### To do
All entries must be repeated exactly; do not include the pictures.

— begin —

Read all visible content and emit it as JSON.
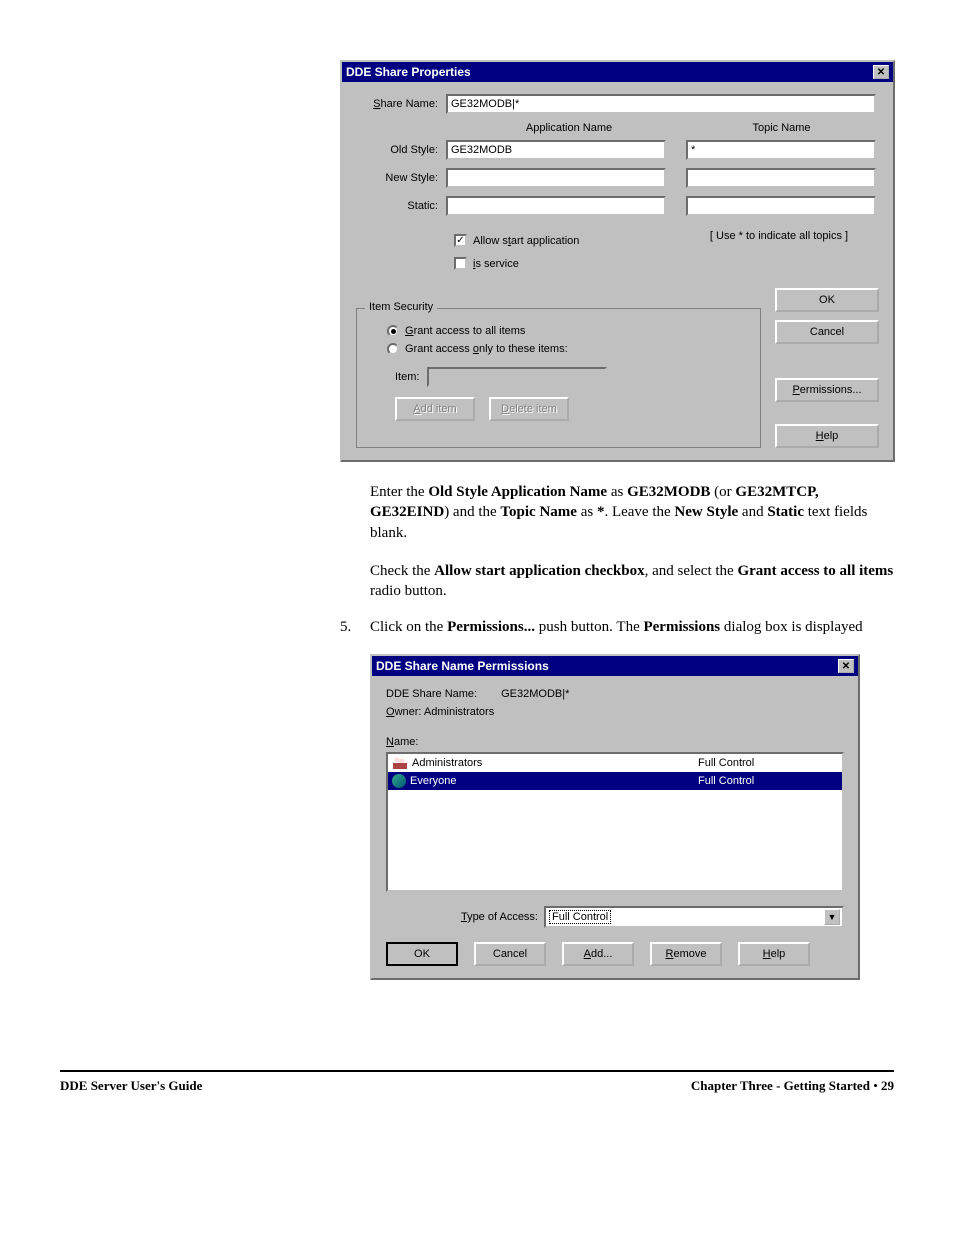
{
  "dialog1": {
    "title": "DDE Share Properties",
    "share_name_label": "Share Name:",
    "share_name_value": "GE32MODB|*",
    "col_app": "Application Name",
    "col_topic": "Topic Name",
    "old_style_label": "Old Style:",
    "old_style_app": "GE32MODB",
    "old_style_topic": "*",
    "new_style_label": "New Style:",
    "new_style_app": "",
    "new_style_topic": "",
    "static_label": "Static:",
    "static_app": "",
    "static_topic": "",
    "allow_start_label": "Allow start application",
    "is_service_label": "is service",
    "topic_hint": "[ Use * to indicate all topics ]",
    "group_title": "Item Security",
    "grant_all_label": "Grant access to all items",
    "grant_only_label": "Grant access only to these items:",
    "item_label": "Item:",
    "add_item_btn": "Add item",
    "delete_item_btn": "Delete item",
    "ok": "OK",
    "cancel": "Cancel",
    "permissions": "Permissions...",
    "help": "Help"
  },
  "para1_a": "Enter the ",
  "para1_b": "Old Style Application Name",
  "para1_c": " as ",
  "para1_d": "GE32MODB",
  "para1_e": " (or ",
  "para1_f": "GE32MTCP, GE32EIND",
  "para1_g": ") and the ",
  "para1_h": "Topic Name",
  "para1_i": " as ",
  "para1_j": "*",
  "para1_k": ". Leave the ",
  "para1_l": "New Style",
  "para1_m": " and ",
  "para1_n": "Static",
  "para1_o": " text fields blank.",
  "para2_a": "Check the ",
  "para2_b": "Allow start application checkbox",
  "para2_c": ", and select the ",
  "para2_d": "Grant access to all items",
  "para2_e": " radio button.",
  "step5_num": "5.",
  "step5_a": "Click on the ",
  "step5_b": "Permissions...",
  "step5_c": " push button. The ",
  "step5_d": "Permissions",
  "step5_e": " dialog box is displayed",
  "dialog2": {
    "title": "DDE Share Name Permissions",
    "share_name_label": "DDE Share Name:",
    "share_name_value": "GE32MODB|*",
    "owner_label": "Owner: Administrators",
    "name_label": "Name:",
    "items": [
      {
        "name": "Administrators",
        "perm": "Full Control"
      },
      {
        "name": "Everyone",
        "perm": "Full Control"
      }
    ],
    "type_label": "Type of Access:",
    "type_value": "Full Control",
    "ok": "OK",
    "cancel": "Cancel",
    "add": "Add...",
    "remove": "Remove",
    "help": "Help"
  },
  "footer": {
    "left": "DDE Server User's Guide",
    "chapter": "Chapter Three - Getting Started",
    "sep": "  •  ",
    "page": "29"
  }
}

— end —

### Solved exercise
Read all visible content and emit it as JSON.
{
  "dialog1": {
    "title": "DDE Share Properties",
    "share_name_label": "Share Name:",
    "share_name_value": "GE32MODB|*",
    "col_app": "Application Name",
    "col_topic": "Topic Name",
    "old_style_label": "Old Style:",
    "old_style_app": "GE32MODB",
    "old_style_topic": "*",
    "new_style_label": "New Style:",
    "new_style_app": "",
    "new_style_topic": "",
    "static_label": "Static:",
    "static_app": "",
    "static_topic": "",
    "allow_start_label": "Allow start application",
    "is_service_label": "is service",
    "topic_hint": "[ Use * to indicate all topics ]",
    "group_title": "Item Security",
    "grant_all_label": "Grant access to all items",
    "grant_only_label": "Grant access only to these items:",
    "item_label": "Item:",
    "add_item_btn": "Add item",
    "delete_item_btn": "Delete item",
    "ok": "OK",
    "cancel": "Cancel",
    "permissions": "Permissions...",
    "help": "Help"
  },
  "para1_a": "Enter the ",
  "para1_b": "Old Style Application Name",
  "para1_c": " as ",
  "para1_d": "GE32MODB",
  "para1_e": " (or ",
  "para1_f": "GE32MTCP, GE32EIND",
  "para1_g": ") and the ",
  "para1_h": "Topic Name",
  "para1_i": " as ",
  "para1_j": "*",
  "para1_k": ". Leave the ",
  "para1_l": "New Style",
  "para1_m": " and ",
  "para1_n": "Static",
  "para1_o": " text fields blank.",
  "para2_a": "Check the ",
  "para2_b": "Allow start application checkbox",
  "para2_c": ", and select the ",
  "para2_d": "Grant access to all items",
  "para2_e": " radio button.",
  "step5_num": "5.",
  "step5_a": "Click on the ",
  "step5_b": "Permissions...",
  "step5_c": " push button. The ",
  "step5_d": "Permissions",
  "step5_e": " dialog box is displayed",
  "dialog2": {
    "title": "DDE Share Name Permissions",
    "share_name_label": "DDE Share Name:",
    "share_name_value": "GE32MODB|*",
    "owner_label": "Owner: Administrators",
    "name_label": "Name:",
    "items": [
      {
        "name": "Administrators",
        "perm": "Full Control"
      },
      {
        "name": "Everyone",
        "perm": "Full Control"
      }
    ],
    "type_label": "Type of Access:",
    "type_value": "Full Control",
    "ok": "OK",
    "cancel": "Cancel",
    "add": "Add...",
    "remove": "Remove",
    "help": "Help"
  },
  "footer": {
    "left": "DDE Server User's Guide",
    "chapter": "Chapter Three - Getting Started",
    "sep": "  •  ",
    "page": "29"
  }
}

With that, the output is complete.